#### [The task]
Each line should be copied exactly.
:: Material shown ::
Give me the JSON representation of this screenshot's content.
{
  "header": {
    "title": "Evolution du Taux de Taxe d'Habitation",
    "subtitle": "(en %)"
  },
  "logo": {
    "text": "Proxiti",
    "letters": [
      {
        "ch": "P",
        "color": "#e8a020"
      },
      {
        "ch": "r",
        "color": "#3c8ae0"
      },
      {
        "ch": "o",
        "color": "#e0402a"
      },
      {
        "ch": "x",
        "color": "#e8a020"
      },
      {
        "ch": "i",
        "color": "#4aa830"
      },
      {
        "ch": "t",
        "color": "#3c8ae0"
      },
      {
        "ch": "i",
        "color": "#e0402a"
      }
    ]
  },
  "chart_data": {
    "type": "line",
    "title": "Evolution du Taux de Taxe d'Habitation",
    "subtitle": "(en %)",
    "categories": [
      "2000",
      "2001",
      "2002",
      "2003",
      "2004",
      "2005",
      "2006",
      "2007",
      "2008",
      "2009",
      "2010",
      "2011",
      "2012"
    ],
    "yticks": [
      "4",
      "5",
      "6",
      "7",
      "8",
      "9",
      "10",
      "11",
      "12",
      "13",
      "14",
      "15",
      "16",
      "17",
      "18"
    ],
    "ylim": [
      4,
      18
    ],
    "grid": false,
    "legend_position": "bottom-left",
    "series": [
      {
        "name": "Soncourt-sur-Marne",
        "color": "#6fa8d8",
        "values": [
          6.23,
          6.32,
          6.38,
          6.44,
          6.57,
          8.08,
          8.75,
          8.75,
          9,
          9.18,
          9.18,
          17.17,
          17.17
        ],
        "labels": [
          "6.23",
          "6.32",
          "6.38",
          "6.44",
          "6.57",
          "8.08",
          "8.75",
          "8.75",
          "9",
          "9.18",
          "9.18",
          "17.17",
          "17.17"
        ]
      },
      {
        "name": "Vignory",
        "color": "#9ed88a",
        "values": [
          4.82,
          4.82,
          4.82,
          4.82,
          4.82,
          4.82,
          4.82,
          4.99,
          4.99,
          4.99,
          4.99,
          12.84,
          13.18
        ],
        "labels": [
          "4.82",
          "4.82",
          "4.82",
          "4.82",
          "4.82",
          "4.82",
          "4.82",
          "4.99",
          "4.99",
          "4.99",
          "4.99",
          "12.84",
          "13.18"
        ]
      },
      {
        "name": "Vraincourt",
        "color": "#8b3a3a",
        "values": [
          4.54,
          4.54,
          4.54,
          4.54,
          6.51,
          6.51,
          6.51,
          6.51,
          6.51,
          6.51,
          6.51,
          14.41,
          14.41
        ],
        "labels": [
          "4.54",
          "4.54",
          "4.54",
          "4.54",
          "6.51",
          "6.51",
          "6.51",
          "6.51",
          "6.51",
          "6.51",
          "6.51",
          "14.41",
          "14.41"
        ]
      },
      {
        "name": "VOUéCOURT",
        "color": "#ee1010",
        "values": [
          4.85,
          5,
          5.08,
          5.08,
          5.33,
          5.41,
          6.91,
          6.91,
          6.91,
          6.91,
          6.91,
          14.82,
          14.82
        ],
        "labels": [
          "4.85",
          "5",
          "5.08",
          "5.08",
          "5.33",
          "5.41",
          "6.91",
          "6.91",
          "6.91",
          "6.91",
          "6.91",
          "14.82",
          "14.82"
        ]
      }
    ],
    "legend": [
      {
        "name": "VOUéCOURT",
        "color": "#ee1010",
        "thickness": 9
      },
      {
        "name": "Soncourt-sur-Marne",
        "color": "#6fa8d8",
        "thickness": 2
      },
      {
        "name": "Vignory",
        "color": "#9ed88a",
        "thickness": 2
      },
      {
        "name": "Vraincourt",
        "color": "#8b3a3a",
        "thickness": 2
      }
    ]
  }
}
:::
#### [In response]
Give me the JSON representation of this screenshot's content.
{
  "header": {
    "title": "Evolution du Taux de Taxe d'Habitation",
    "subtitle": "(en %)"
  },
  "logo": {
    "text": "Proxiti",
    "letters": [
      {
        "ch": "P",
        "color": "#e8a020"
      },
      {
        "ch": "r",
        "color": "#3c8ae0"
      },
      {
        "ch": "o",
        "color": "#e0402a"
      },
      {
        "ch": "x",
        "color": "#e8a020"
      },
      {
        "ch": "i",
        "color": "#4aa830"
      },
      {
        "ch": "t",
        "color": "#3c8ae0"
      },
      {
        "ch": "i",
        "color": "#e0402a"
      }
    ]
  },
  "chart_data": {
    "type": "line",
    "title": "Evolution du Taux de Taxe d'Habitation",
    "subtitle": "(en %)",
    "categories": [
      "2000",
      "2001",
      "2002",
      "2003",
      "2004",
      "2005",
      "2006",
      "2007",
      "2008",
      "2009",
      "2010",
      "2011",
      "2012"
    ],
    "yticks": [
      "4",
      "5",
      "6",
      "7",
      "8",
      "9",
      "10",
      "11",
      "12",
      "13",
      "14",
      "15",
      "16",
      "17",
      "18"
    ],
    "ylim": [
      4,
      18
    ],
    "grid": false,
    "legend_position": "bottom-left",
    "series": [
      {
        "name": "Soncourt-sur-Marne",
        "color": "#6fa8d8",
        "values": [
          6.23,
          6.32,
          6.38,
          6.44,
          6.57,
          8.08,
          8.75,
          8.75,
          9,
          9.18,
          9.18,
          17.17,
          17.17
        ],
        "labels": [
          "6.23",
          "6.32",
          "6.38",
          "6.44",
          "6.57",
          "8.08",
          "8.75",
          "8.75",
          "9",
          "9.18",
          "9.18",
          "17.17",
          "17.17"
        ]
      },
      {
        "name": "Vignory",
        "color": "#9ed88a",
        "values": [
          4.82,
          4.82,
          4.82,
          4.82,
          4.82,
          4.82,
          4.82,
          4.99,
          4.99,
          4.99,
          4.99,
          12.84,
          13.18
        ],
        "labels": [
          "4.82",
          "4.82",
          "4.82",
          "4.82",
          "4.82",
          "4.82",
          "4.82",
          "4.99",
          "4.99",
          "4.99",
          "4.99",
          "12.84",
          "13.18"
        ]
      },
      {
        "name": "Vraincourt",
        "color": "#8b3a3a",
        "values": [
          4.54,
          4.54,
          4.54,
          4.54,
          6.51,
          6.51,
          6.51,
          6.51,
          6.51,
          6.51,
          6.51,
          14.41,
          14.41
        ],
        "labels": [
          "4.54",
          "4.54",
          "4.54",
          "4.54",
          "6.51",
          "6.51",
          "6.51",
          "6.51",
          "6.51",
          "6.51",
          "6.51",
          "14.41",
          "14.41"
        ]
      },
      {
        "name": "VOUéCOURT",
        "color": "#ee1010",
        "values": [
          4.85,
          5,
          5.08,
          5.08,
          5.33,
          5.41,
          6.91,
          6.91,
          6.91,
          6.91,
          6.91,
          14.82,
          14.82
        ],
        "labels": [
          "4.85",
          "5",
          "5.08",
          "5.08",
          "5.33",
          "5.41",
          "6.91",
          "6.91",
          "6.91",
          "6.91",
          "6.91",
          "14.82",
          "14.82"
        ]
      }
    ],
    "legend": [
      {
        "name": "VOUéCOURT",
        "color": "#ee1010",
        "thickness": 9
      },
      {
        "name": "Soncourt-sur-Marne",
        "color": "#6fa8d8",
        "thickness": 2
      },
      {
        "name": "Vignory",
        "color": "#9ed88a",
        "thickness": 2
      },
      {
        "name": "Vraincourt",
        "color": "#8b3a3a",
        "thickness": 2
      }
    ]
  }
}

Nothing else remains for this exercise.